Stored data
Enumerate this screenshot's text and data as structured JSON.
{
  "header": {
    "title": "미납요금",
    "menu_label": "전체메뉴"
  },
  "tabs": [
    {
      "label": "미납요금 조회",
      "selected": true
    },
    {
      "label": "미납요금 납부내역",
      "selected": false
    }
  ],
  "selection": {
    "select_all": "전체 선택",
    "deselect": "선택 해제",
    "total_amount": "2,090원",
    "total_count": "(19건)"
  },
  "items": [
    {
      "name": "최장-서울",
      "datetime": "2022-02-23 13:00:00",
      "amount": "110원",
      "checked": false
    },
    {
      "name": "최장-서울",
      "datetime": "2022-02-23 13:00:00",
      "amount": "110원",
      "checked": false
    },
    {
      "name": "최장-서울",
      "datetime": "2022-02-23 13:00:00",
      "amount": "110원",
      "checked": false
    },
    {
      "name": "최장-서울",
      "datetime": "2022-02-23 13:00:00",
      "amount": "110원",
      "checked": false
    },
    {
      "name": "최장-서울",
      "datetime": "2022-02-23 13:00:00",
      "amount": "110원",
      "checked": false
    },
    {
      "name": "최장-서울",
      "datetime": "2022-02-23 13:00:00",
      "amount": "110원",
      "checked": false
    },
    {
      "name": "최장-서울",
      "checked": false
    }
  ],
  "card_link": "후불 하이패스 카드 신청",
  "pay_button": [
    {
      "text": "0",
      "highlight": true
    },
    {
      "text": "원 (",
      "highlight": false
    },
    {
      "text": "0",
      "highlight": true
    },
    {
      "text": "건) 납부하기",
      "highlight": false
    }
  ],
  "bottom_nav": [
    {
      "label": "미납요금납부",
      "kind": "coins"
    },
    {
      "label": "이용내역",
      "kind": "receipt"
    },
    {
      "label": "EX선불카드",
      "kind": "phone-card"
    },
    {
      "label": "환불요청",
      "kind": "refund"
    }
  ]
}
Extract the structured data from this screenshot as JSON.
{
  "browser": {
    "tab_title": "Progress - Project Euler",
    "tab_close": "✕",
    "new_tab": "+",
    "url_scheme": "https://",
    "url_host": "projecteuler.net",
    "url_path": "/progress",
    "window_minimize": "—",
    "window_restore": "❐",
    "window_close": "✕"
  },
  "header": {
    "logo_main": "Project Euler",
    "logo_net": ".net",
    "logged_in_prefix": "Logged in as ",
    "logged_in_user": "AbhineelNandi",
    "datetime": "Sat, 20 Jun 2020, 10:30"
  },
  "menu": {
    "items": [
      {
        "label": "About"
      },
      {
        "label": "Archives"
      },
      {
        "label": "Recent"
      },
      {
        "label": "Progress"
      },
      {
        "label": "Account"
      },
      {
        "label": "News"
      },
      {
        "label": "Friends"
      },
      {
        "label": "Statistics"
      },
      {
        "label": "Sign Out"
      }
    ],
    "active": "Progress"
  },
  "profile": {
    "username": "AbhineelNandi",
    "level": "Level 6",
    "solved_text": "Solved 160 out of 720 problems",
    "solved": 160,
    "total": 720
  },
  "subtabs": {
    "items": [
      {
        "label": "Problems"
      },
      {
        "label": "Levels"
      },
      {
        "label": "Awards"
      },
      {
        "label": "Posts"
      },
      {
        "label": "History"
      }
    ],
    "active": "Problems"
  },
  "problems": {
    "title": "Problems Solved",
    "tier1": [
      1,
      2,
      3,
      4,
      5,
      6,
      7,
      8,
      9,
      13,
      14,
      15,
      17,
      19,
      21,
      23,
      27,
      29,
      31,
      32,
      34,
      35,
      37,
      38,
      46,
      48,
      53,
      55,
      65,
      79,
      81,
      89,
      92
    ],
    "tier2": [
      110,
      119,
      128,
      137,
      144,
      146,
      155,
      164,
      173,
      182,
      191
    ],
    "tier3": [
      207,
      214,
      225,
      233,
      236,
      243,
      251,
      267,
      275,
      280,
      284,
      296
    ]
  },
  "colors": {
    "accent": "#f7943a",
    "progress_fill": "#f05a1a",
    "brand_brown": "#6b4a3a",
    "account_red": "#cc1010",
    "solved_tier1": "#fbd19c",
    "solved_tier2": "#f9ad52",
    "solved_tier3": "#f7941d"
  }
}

Exercise directions: Extract the entries above verbatim.

Output for this exercise:
Enumerate this screenshot's text and data as structured JSON.
{
  "header": {
    "title": "미납요금",
    "menu_label": "전체메뉴"
  },
  "tabs": [
    {
      "label": "미납요금 조회",
      "selected": true
    },
    {
      "label": "미납요금 납부내역",
      "selected": false
    }
  ],
  "selection": {
    "select_all": "전체 선택",
    "deselect": "선택 해제",
    "total_amount": "2,090원",
    "total_count": "(19건)"
  },
  "items": [
    {
      "name": "최장-서울",
      "datetime": "2022-02-23 13:00:00",
      "amount": "110원",
      "checked": false
    },
    {
      "name": "최장-서울",
      "datetime": "2022-02-23 13:00:00",
      "amount": "110원",
      "checked": false
    },
    {
      "name": "최장-서울",
      "datetime": "2022-02-23 13:00:00",
      "amount": "110원",
      "checked": false
    },
    {
      "name": "최장-서울",
      "datetime": "2022-02-23 13:00:00",
      "amount": "110원",
      "checked": false
    },
    {
      "name": "최장-서울",
      "datetime": "2022-02-23 13:00:00",
      "amount": "110원",
      "checked": false
    },
    {
      "name": "최장-서울",
      "datetime": "2022-02-23 13:00:00",
      "amount": "110원",
      "checked": false
    },
    {
      "name": "최장-서울",
      "checked": false
    }
  ],
  "card_link": "후불 하이패스 카드 신청",
  "pay_button": [
    {
      "text": "0",
      "highlight": true
    },
    {
      "text": "원 (",
      "highlight": false
    },
    {
      "text": "0",
      "highlight": true
    },
    {
      "text": "건) 납부하기",
      "highlight": false
    }
  ],
  "bottom_nav": [
    {
      "label": "미납요금납부",
      "kind": "coins"
    },
    {
      "label": "이용내역",
      "kind": "receipt"
    },
    {
      "label": "EX선불카드",
      "kind": "phone-card"
    },
    {
      "label": "환불요청",
      "kind": "refund"
    }
  ]
}
Extract the structured data from this screenshot as JSON.
{
  "browser": {
    "tab_title": "Progress - Project Euler",
    "tab_close": "✕",
    "new_tab": "+",
    "url_scheme": "https://",
    "url_host": "projecteuler.net",
    "url_path": "/progress",
    "window_minimize": "—",
    "window_restore": "❐",
    "window_close": "✕"
  },
  "header": {
    "logo_main": "Project Euler",
    "logo_net": ".net",
    "logged_in_prefix": "Logged in as ",
    "logged_in_user": "AbhineelNandi",
    "datetime": "Sat, 20 Jun 2020, 10:30"
  },
  "menu": {
    "items": [
      {
        "label": "About"
      },
      {
        "label": "Archives"
      },
      {
        "label": "Recent"
      },
      {
        "label": "Progress"
      },
      {
        "label": "Account"
      },
      {
        "label": "News"
      },
      {
        "label": "Friends"
      },
      {
        "label": "Statistics"
      },
      {
        "label": "Sign Out"
      }
    ],
    "active": "Progress"
  },
  "profile": {
    "username": "AbhineelNandi",
    "level": "Level 6",
    "solved_text": "Solved 160 out of 720 problems",
    "solved": 160,
    "total": 720
  },
  "subtabs": {
    "items": [
      {
        "label": "Problems"
      },
      {
        "label": "Levels"
      },
      {
        "label": "Awards"
      },
      {
        "label": "Posts"
      },
      {
        "label": "History"
      }
    ],
    "active": "Problems"
  },
  "problems": {
    "title": "Problems Solved",
    "tier1": [
      1,
      2,
      3,
      4,
      5,
      6,
      7,
      8,
      9,
      13,
      14,
      15,
      17,
      19,
      21,
      23,
      27,
      29,
      31,
      32,
      34,
      35,
      37,
      38,
      46,
      48,
      53,
      55,
      65,
      79,
      81,
      89,
      92
    ],
    "tier2": [
      110,
      119,
      128,
      137,
      144,
      146,
      155,
      164,
      173,
      182,
      191
    ],
    "tier3": [
      207,
      214,
      225,
      233,
      236,
      243,
      251,
      267,
      275,
      280,
      284,
      296
    ]
  },
  "colors": {
    "accent": "#f7943a",
    "progress_fill": "#f05a1a",
    "brand_brown": "#6b4a3a",
    "account_red": "#cc1010",
    "solved_tier1": "#fbd19c",
    "solved_tier2": "#f9ad52",
    "solved_tier3": "#f7941d"
  }
}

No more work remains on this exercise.